▶ **THE REQUEST**: Transcribe all the records exactly and omit any images they hold.

▶ **THE RECORDS**:
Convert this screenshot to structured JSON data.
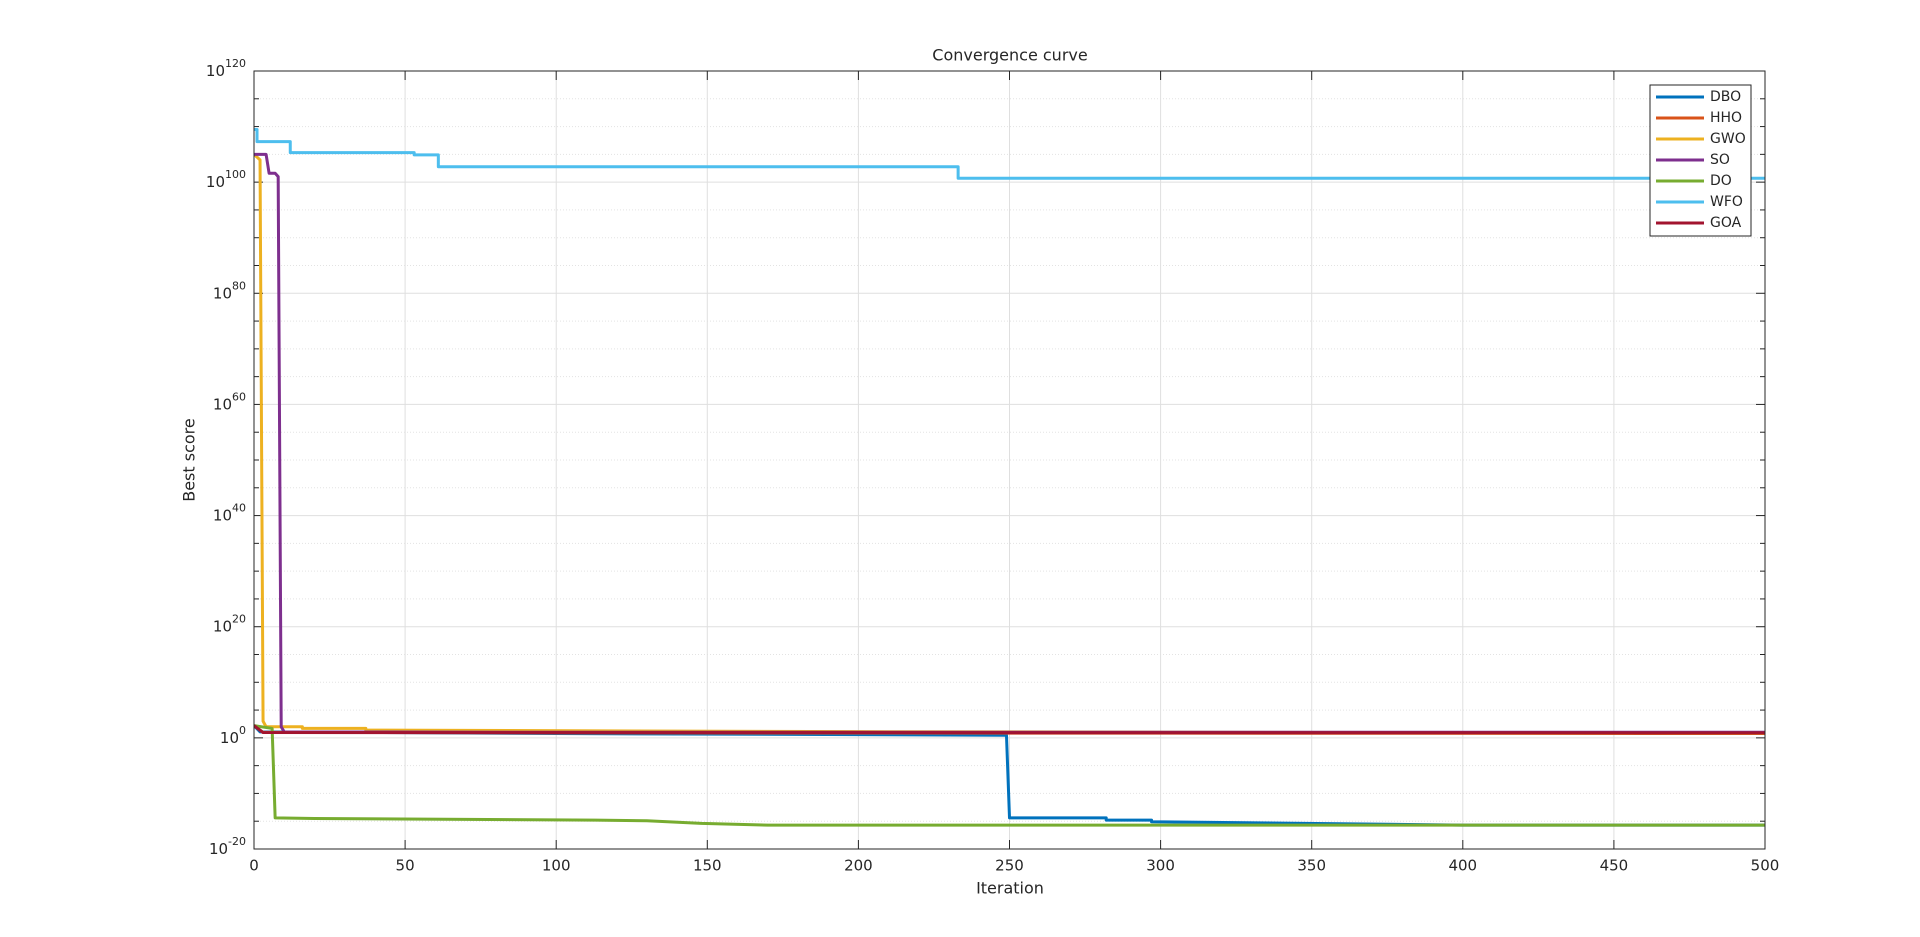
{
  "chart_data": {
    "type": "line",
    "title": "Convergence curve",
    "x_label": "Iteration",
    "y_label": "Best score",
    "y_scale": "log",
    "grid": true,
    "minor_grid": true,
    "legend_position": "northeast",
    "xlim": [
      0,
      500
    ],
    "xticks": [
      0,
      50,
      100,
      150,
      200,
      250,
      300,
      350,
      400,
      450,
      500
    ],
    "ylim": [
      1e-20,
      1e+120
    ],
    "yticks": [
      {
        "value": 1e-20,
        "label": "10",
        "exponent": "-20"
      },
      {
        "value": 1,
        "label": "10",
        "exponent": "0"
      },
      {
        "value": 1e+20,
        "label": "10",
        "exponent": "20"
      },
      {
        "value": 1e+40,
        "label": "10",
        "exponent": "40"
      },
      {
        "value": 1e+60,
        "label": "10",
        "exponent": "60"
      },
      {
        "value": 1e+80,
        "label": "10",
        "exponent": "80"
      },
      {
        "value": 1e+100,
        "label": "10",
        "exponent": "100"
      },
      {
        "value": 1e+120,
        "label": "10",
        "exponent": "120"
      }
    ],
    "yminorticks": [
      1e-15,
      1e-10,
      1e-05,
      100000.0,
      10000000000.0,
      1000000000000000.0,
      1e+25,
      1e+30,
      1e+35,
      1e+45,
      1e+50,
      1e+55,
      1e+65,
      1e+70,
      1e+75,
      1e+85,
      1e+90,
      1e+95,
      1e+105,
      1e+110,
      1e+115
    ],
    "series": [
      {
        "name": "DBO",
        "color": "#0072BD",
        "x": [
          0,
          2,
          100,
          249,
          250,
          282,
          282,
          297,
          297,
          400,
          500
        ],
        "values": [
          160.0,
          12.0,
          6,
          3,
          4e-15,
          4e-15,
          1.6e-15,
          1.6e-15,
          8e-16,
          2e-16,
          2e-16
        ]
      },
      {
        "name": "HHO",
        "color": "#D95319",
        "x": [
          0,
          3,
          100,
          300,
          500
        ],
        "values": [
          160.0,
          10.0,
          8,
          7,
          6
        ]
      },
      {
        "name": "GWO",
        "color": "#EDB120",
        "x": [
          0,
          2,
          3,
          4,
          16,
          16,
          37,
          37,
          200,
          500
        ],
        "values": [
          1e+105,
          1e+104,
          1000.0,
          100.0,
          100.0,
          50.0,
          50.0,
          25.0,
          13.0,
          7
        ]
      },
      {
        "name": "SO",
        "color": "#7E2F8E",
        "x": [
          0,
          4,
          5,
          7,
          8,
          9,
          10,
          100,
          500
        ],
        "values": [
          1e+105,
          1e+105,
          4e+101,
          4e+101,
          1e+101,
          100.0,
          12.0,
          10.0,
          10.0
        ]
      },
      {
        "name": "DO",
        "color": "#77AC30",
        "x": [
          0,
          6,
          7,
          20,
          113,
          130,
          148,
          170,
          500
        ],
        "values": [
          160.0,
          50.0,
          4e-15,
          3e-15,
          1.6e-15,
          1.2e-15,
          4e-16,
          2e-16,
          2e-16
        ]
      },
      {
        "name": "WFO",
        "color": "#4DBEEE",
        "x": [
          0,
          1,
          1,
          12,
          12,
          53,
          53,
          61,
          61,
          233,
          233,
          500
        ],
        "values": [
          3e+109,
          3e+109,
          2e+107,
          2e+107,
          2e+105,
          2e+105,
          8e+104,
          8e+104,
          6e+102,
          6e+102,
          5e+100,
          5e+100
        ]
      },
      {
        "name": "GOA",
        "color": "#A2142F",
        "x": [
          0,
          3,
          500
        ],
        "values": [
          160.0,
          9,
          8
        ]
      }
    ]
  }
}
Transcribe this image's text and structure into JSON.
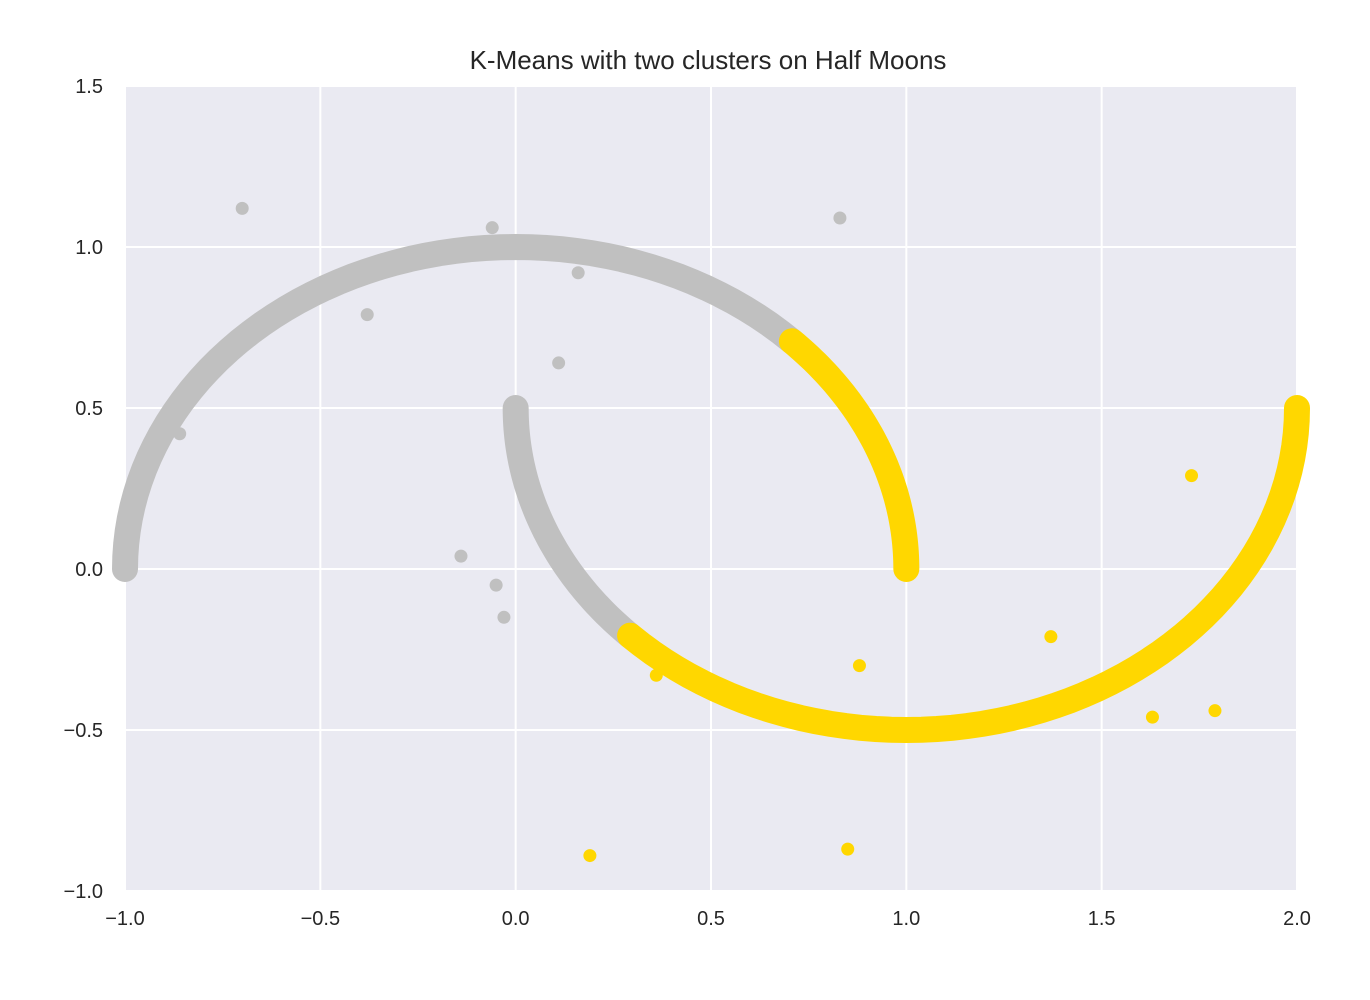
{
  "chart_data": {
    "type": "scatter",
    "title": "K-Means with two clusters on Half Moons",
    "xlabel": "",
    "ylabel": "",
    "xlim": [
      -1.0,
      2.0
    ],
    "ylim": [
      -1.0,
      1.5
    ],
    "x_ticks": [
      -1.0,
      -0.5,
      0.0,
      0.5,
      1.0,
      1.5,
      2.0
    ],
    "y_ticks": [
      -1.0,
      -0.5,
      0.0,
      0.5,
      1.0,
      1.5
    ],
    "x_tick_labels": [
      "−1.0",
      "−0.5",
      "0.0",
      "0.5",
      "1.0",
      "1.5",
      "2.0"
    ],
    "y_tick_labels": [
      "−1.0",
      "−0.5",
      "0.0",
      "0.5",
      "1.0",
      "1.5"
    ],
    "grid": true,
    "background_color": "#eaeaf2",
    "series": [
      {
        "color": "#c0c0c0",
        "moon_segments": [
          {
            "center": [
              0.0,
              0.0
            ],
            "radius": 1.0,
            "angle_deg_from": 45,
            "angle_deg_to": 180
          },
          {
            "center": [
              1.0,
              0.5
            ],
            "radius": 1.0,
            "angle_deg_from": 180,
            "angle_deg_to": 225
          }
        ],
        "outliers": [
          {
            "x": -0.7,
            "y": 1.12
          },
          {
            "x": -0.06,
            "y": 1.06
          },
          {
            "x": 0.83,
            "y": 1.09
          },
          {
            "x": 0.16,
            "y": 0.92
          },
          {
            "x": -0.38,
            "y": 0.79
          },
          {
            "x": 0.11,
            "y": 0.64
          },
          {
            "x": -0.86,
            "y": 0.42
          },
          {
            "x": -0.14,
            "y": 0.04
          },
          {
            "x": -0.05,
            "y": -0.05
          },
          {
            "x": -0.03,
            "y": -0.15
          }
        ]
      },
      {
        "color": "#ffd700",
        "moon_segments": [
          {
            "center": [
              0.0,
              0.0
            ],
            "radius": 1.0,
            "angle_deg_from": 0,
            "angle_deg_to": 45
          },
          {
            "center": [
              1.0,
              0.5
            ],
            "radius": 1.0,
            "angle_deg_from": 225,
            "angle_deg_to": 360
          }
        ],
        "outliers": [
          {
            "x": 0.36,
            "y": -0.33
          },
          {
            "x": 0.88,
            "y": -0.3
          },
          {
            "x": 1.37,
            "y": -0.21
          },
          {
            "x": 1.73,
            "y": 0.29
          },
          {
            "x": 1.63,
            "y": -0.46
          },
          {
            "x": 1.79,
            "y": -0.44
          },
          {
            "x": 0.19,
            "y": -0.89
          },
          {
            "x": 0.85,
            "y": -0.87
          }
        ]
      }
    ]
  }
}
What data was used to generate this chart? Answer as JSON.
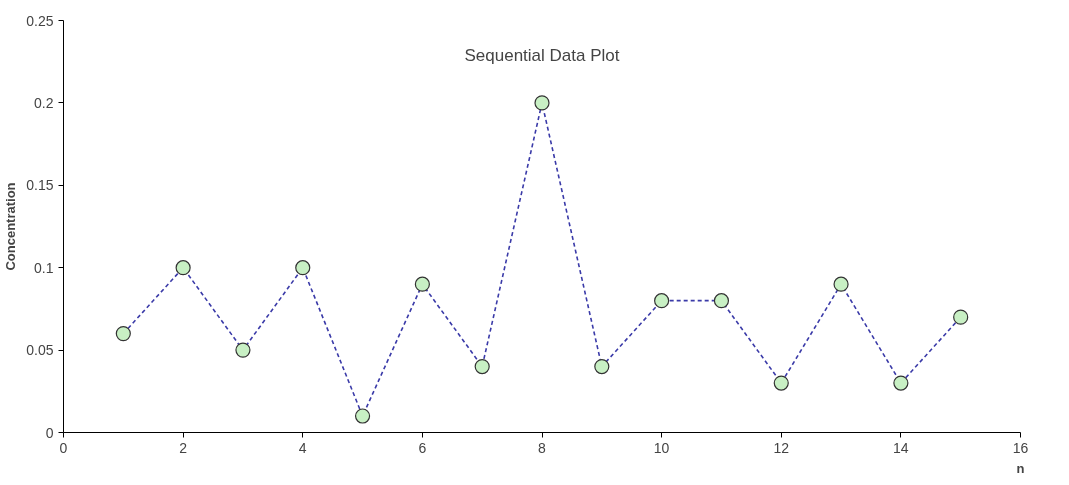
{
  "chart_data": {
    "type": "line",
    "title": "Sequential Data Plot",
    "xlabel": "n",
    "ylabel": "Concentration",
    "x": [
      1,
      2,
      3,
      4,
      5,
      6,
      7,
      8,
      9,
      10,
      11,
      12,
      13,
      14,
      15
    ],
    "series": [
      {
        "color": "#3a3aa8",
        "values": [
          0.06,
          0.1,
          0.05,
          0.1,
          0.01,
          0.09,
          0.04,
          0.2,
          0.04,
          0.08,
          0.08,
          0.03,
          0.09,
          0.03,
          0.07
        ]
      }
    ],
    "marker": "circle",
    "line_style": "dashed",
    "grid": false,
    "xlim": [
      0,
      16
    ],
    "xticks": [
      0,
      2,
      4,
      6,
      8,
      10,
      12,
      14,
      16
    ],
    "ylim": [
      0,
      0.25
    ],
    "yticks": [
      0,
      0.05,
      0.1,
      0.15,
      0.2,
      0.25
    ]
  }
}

▶ **WORKED SOLUTION**:
Convert this screenshot to structured JSON data.
{
  "chart_data": {
    "type": "line",
    "title": "Convergence curve",
    "x_label": "Iteration",
    "y_label": "Best score",
    "y_scale": "log",
    "grid": true,
    "minor_grid": true,
    "legend_position": "northeast",
    "xlim": [
      0,
      500
    ],
    "xticks": [
      0,
      50,
      100,
      150,
      200,
      250,
      300,
      350,
      400,
      450,
      500
    ],
    "ylim": [
      1e-20,
      1e+120
    ],
    "yticks": [
      {
        "value": 1e-20,
        "label": "10",
        "exponent": "-20"
      },
      {
        "value": 1,
        "label": "10",
        "exponent": "0"
      },
      {
        "value": 1e+20,
        "label": "10",
        "exponent": "20"
      },
      {
        "value": 1e+40,
        "label": "10",
        "exponent": "40"
      },
      {
        "value": 1e+60,
        "label": "10",
        "exponent": "60"
      },
      {
        "value": 1e+80,
        "label": "10",
        "exponent": "80"
      },
      {
        "value": 1e+100,
        "label": "10",
        "exponent": "100"
      },
      {
        "value": 1e+120,
        "label": "10",
        "exponent": "120"
      }
    ],
    "yminorticks": [
      1e-15,
      1e-10,
      1e-05,
      100000.0,
      10000000000.0,
      1000000000000000.0,
      1e+25,
      1e+30,
      1e+35,
      1e+45,
      1e+50,
      1e+55,
      1e+65,
      1e+70,
      1e+75,
      1e+85,
      1e+90,
      1e+95,
      1e+105,
      1e+110,
      1e+115
    ],
    "series": [
      {
        "name": "DBO",
        "color": "#0072BD",
        "x": [
          0,
          2,
          100,
          249,
          250,
          282,
          282,
          297,
          297,
          400,
          500
        ],
        "values": [
          160.0,
          12.0,
          6,
          3,
          4e-15,
          4e-15,
          1.6e-15,
          1.6e-15,
          8e-16,
          2e-16,
          2e-16
        ]
      },
      {
        "name": "HHO",
        "color": "#D95319",
        "x": [
          0,
          3,
          100,
          300,
          500
        ],
        "values": [
          160.0,
          10.0,
          8,
          7,
          6
        ]
      },
      {
        "name": "GWO",
        "color": "#EDB120",
        "x": [
          0,
          2,
          3,
          4,
          16,
          16,
          37,
          37,
          200,
          500
        ],
        "values": [
          1e+105,
          1e+104,
          1000.0,
          100.0,
          100.0,
          50.0,
          50.0,
          25.0,
          13.0,
          7
        ]
      },
      {
        "name": "SO",
        "color": "#7E2F8E",
        "x": [
          0,
          4,
          5,
          7,
          8,
          9,
          10,
          100,
          500
        ],
        "values": [
          1e+105,
          1e+105,
          4e+101,
          4e+101,
          1e+101,
          100.0,
          12.0,
          10.0,
          10.0
        ]
      },
      {
        "name": "DO",
        "color": "#77AC30",
        "x": [
          0,
          6,
          7,
          20,
          113,
          130,
          148,
          170,
          500
        ],
        "values": [
          160.0,
          50.0,
          4e-15,
          3e-15,
          1.6e-15,
          1.2e-15,
          4e-16,
          2e-16,
          2e-16
        ]
      },
      {
        "name": "WFO",
        "color": "#4DBEEE",
        "x": [
          0,
          1,
          1,
          12,
          12,
          53,
          53,
          61,
          61,
          233,
          233,
          500
        ],
        "values": [
          3e+109,
          3e+109,
          2e+107,
          2e+107,
          2e+105,
          2e+105,
          8e+104,
          8e+104,
          6e+102,
          6e+102,
          5e+100,
          5e+100
        ]
      },
      {
        "name": "GOA",
        "color": "#A2142F",
        "x": [
          0,
          3,
          500
        ],
        "values": [
          160.0,
          9,
          8
        ]
      }
    ]
  }
}
Transcribe this image's text and structure into JSON.
{
  "chart_data": {
    "type": "scatter",
    "title": "K-Means with two clusters on Half Moons",
    "xlabel": "",
    "ylabel": "",
    "xlim": [
      -1.0,
      2.0
    ],
    "ylim": [
      -1.0,
      1.5
    ],
    "x_ticks": [
      -1.0,
      -0.5,
      0.0,
      0.5,
      1.0,
      1.5,
      2.0
    ],
    "y_ticks": [
      -1.0,
      -0.5,
      0.0,
      0.5,
      1.0,
      1.5
    ],
    "x_tick_labels": [
      "−1.0",
      "−0.5",
      "0.0",
      "0.5",
      "1.0",
      "1.5",
      "2.0"
    ],
    "y_tick_labels": [
      "−1.0",
      "−0.5",
      "0.0",
      "0.5",
      "1.0",
      "1.5"
    ],
    "grid": true,
    "background_color": "#eaeaf2",
    "series": [
      {
        "color": "#c0c0c0",
        "moon_segments": [
          {
            "center": [
              0.0,
              0.0
            ],
            "radius": 1.0,
            "angle_deg_from": 45,
            "angle_deg_to": 180
          },
          {
            "center": [
              1.0,
              0.5
            ],
            "radius": 1.0,
            "angle_deg_from": 180,
            "angle_deg_to": 225
          }
        ],
        "outliers": [
          {
            "x": -0.7,
            "y": 1.12
          },
          {
            "x": -0.06,
            "y": 1.06
          },
          {
            "x": 0.83,
            "y": 1.09
          },
          {
            "x": 0.16,
            "y": 0.92
          },
          {
            "x": -0.38,
            "y": 0.79
          },
          {
            "x": 0.11,
            "y": 0.64
          },
          {
            "x": -0.86,
            "y": 0.42
          },
          {
            "x": -0.14,
            "y": 0.04
          },
          {
            "x": -0.05,
            "y": -0.05
          },
          {
            "x": -0.03,
            "y": -0.15
          }
        ]
      },
      {
        "color": "#ffd700",
        "moon_segments": [
          {
            "center": [
              0.0,
              0.0
            ],
            "radius": 1.0,
            "angle_deg_from": 0,
            "angle_deg_to": 45
          },
          {
            "center": [
              1.0,
              0.5
            ],
            "radius": 1.0,
            "angle_deg_from": 225,
            "angle_deg_to": 360
          }
        ],
        "outliers": [
          {
            "x": 0.36,
            "y": -0.33
          },
          {
            "x": 0.88,
            "y": -0.3
          },
          {
            "x": 1.37,
            "y": -0.21
          },
          {
            "x": 1.73,
            "y": 0.29
          },
          {
            "x": 1.63,
            "y": -0.46
          },
          {
            "x": 1.79,
            "y": -0.44
          },
          {
            "x": 0.19,
            "y": -0.89
          },
          {
            "x": 0.85,
            "y": -0.87
          }
        ]
      }
    ]
  }
}
What data was used to generate this chart? Answer as JSON.
{
  "chart_data": {
    "type": "line",
    "title": "Sequential Data Plot",
    "xlabel": "n",
    "ylabel": "Concentration",
    "x": [
      1,
      2,
      3,
      4,
      5,
      6,
      7,
      8,
      9,
      10,
      11,
      12,
      13,
      14,
      15
    ],
    "series": [
      {
        "color": "#3a3aa8",
        "values": [
          0.06,
          0.1,
          0.05,
          0.1,
          0.01,
          0.09,
          0.04,
          0.2,
          0.04,
          0.08,
          0.08,
          0.03,
          0.09,
          0.03,
          0.07
        ]
      }
    ],
    "marker": "circle",
    "line_style": "dashed",
    "grid": false,
    "xlim": [
      0,
      16
    ],
    "xticks": [
      0,
      2,
      4,
      6,
      8,
      10,
      12,
      14,
      16
    ],
    "ylim": [
      0,
      0.25
    ],
    "yticks": [
      0,
      0.05,
      0.1,
      0.15,
      0.2,
      0.25
    ]
  }
}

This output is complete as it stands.